::: Data for this exercise :::

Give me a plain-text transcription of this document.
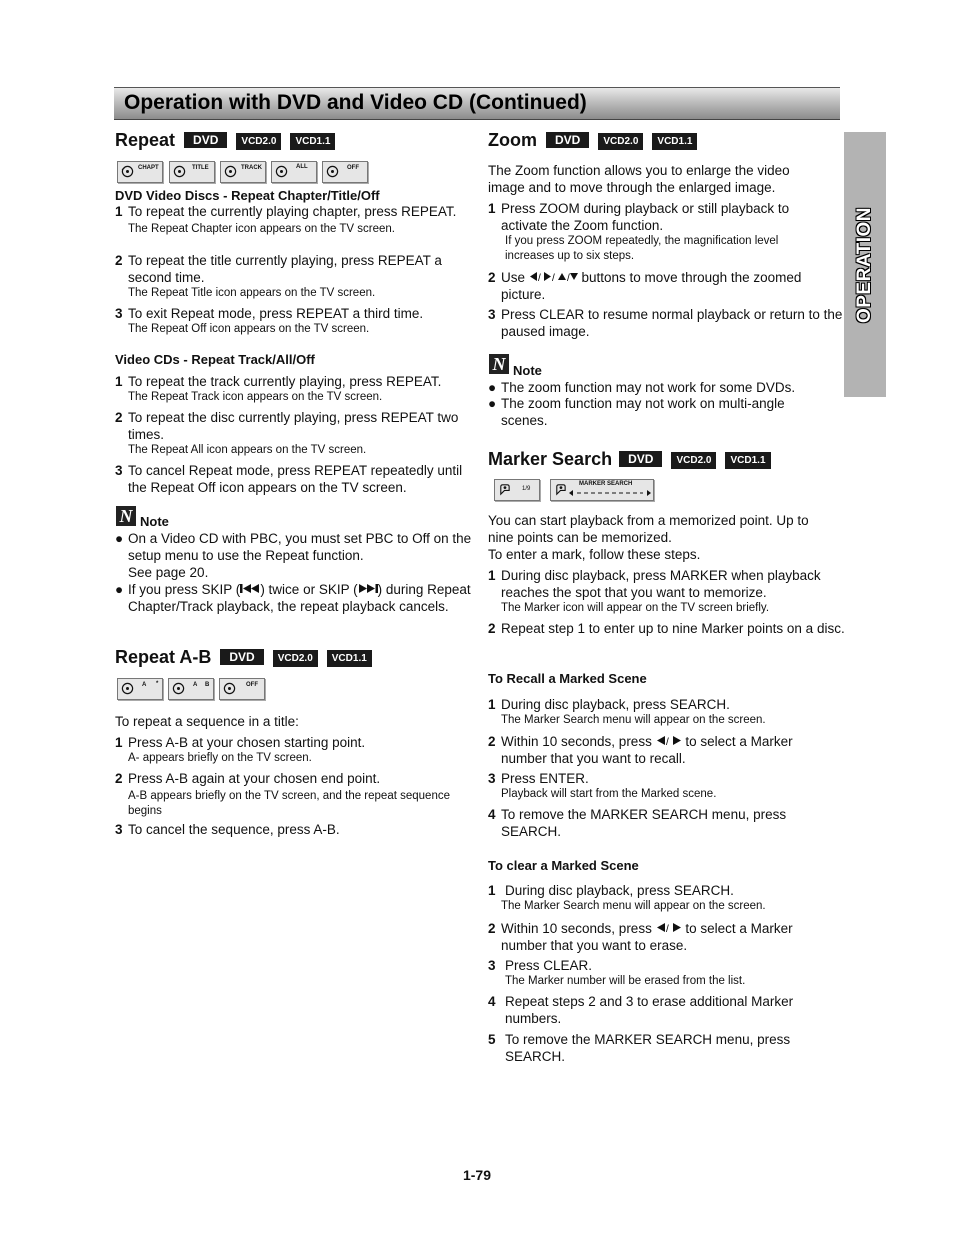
Operation with DVD and Video CD (Continued)
OPERATION
Repeat DVD VCD2.0 VCD1.1
CHAPT	TITLE	TRACK	ALL	OFF
DVD Video Discs - Repeat Chapter/Title/Off
1 To repeat the currently playing chapter, press REPEAT.
The Repeat Chapter icon appears on the TV screen.
2 To repeat the title currently playing, press REPEAT a second time.
The Repeat Title icon appears on the TV screen.
3 To exit Repeat mode, press REPEAT a third time.
The Repeat Off icon appears on the TV screen.
Video CDs - Repeat Track/All/Off
1 To repeat the track currently playing, press REPEAT.
The Repeat Track icon appears on the TV screen.
2 To repeat the disc currently playing, press REPEAT two times.
The Repeat All icon appears on the TV screen.
3 To cancel Repeat mode, press REPEAT repeatedly until the Repeat Off icon appears on the TV screen.
N Note
● On a Video CD with PBC, you must set PBC to Off on the setup menu to use the Repeat function.
See page 20.
● If you press SKIP ( ) twice or SKIP ( ) during Repeat Chapter/Track playback, the repeat playback cancels.
Repeat A-B DVD VCD2.0 VCD1.1
A *	A B	OFF
To repeat a sequence in a title:
1 Press A-B at your chosen starting point.
A- appears briefly on the TV screen.
2 Press A-B again at your chosen end point.
A-B appears briefly on the TV screen, and the repeat sequence begins
3 To cancel the sequence, press A-B.
Zoom DVD VCD2.0 VCD1.1
The Zoom function allows you to enlarge the video image and to move through the enlarged image.
1 Press ZOOM during playback or still playback to activate the Zoom function.
If you press ZOOM repeatedly, the magnification level increases up to six steps.
2 Use / / / buttons to move through the zoomed picture.
3 Press CLEAR to resume normal playback or return to the paused image.
N Note
● The zoom function may not work for some DVDs.
● The zoom function may not work on multi-angle scenes.
Marker Search DVD VCD2.0 VCD1.1
1/9
MARKER SEARCH
You can start playback from a memorized point. Up to nine points can be memorized.
To enter a mark, follow these steps.
1 During disc playback, press MARKER when playback reaches the spot that you want to memorize.
The Marker icon will appear on the TV screen briefly.
2 Repeat step 1 to enter up to nine Marker points on a disc.
To Recall a Marked Scene
1 During disc playback, press SEARCH.
The Marker Search menu will appear on the screen.
2 Within 10 seconds, press / to select a Marker number that you want to recall.
3 Press ENTER.
Playback will start from the Marked scene.
4 To remove the MARKER SEARCH menu, press SEARCH.
To clear a Marked Scene
1 During disc playback, press SEARCH.
The Marker Search menu will appear on the screen.
2 Within 10 seconds, press / to select a Marker number that you want to erase.
3 Press CLEAR.
The Marker number will be erased from the list.
4 Repeat steps 2 and 3 to erase additional Marker numbers.
5 To remove the MARKER SEARCH menu, press SEARCH.
1-79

:::

## Exercise requirements
Give every record again exactly, apart from the pictures, which stay out.

## Result for this exercise
Give me a plain-text transcription of this document.
Operation with DVD and Video CD (Continued)
OPERATION
Repeat DVD VCD2.0 VCD1.1
CHAPT	TITLE	TRACK	ALL	OFF
DVD Video Discs - Repeat Chapter/Title/Off
1 To repeat the currently playing chapter, press REPEAT.
The Repeat Chapter icon appears on the TV screen.
2 To repeat the title currently playing, press REPEAT a second time.
The Repeat Title icon appears on the TV screen.
3 To exit Repeat mode, press REPEAT a third time.
The Repeat Off icon appears on the TV screen.
Video CDs - Repeat Track/All/Off
1 To repeat the track currently playing, press REPEAT.
The Repeat Track icon appears on the TV screen.
2 To repeat the disc currently playing, press REPEAT two times.
The Repeat All icon appears on the TV screen.
3 To cancel Repeat mode, press REPEAT repeatedly until the Repeat Off icon appears on the TV screen.
N Note
● On a Video CD with PBC, you must set PBC to Off on the setup menu to use the Repeat function.
See page 20.
● If you press SKIP ( ) twice or SKIP ( ) during Repeat Chapter/Track playback, the repeat playback cancels.
Repeat A-B DVD VCD2.0 VCD1.1
A *	A B	OFF
To repeat a sequence in a title:
1 Press A-B at your chosen starting point.
A- appears briefly on the TV screen.
2 Press A-B again at your chosen end point.
A-B appears briefly on the TV screen, and the repeat sequence begins
3 To cancel the sequence, press A-B.
Zoom DVD VCD2.0 VCD1.1
The Zoom function allows you to enlarge the video image and to move through the enlarged image.
1 Press ZOOM during playback or still playback to activate the Zoom function.
If you press ZOOM repeatedly, the magnification level increases up to six steps.
2 Use / / / buttons to move through the zoomed picture.
3 Press CLEAR to resume normal playback or return to the paused image.
N Note
● The zoom function may not work for some DVDs.
● The zoom function may not work on multi-angle scenes.
Marker Search DVD VCD2.0 VCD1.1
1/9
MARKER SEARCH
You can start playback from a memorized point. Up to nine points can be memorized.
To enter a mark, follow these steps.
1 During disc playback, press MARKER when playback reaches the spot that you want to memorize.
The Marker icon will appear on the TV screen briefly.
2 Repeat step 1 to enter up to nine Marker points on a disc.
To Recall a Marked Scene
1 During disc playback, press SEARCH.
The Marker Search menu will appear on the screen.
2 Within 10 seconds, press / to select a Marker number that you want to recall.
3 Press ENTER.
Playback will start from the Marked scene.
4 To remove the MARKER SEARCH menu, press SEARCH.
To clear a Marked Scene
1 During disc playback, press SEARCH.
The Marker Search menu will appear on the screen.
2 Within 10 seconds, press / to select a Marker number that you want to erase.
3 Press CLEAR.
The Marker number will be erased from the list.
4 Repeat steps 2 and 3 to erase additional Marker numbers.
5 To remove the MARKER SEARCH menu, press SEARCH.
1-79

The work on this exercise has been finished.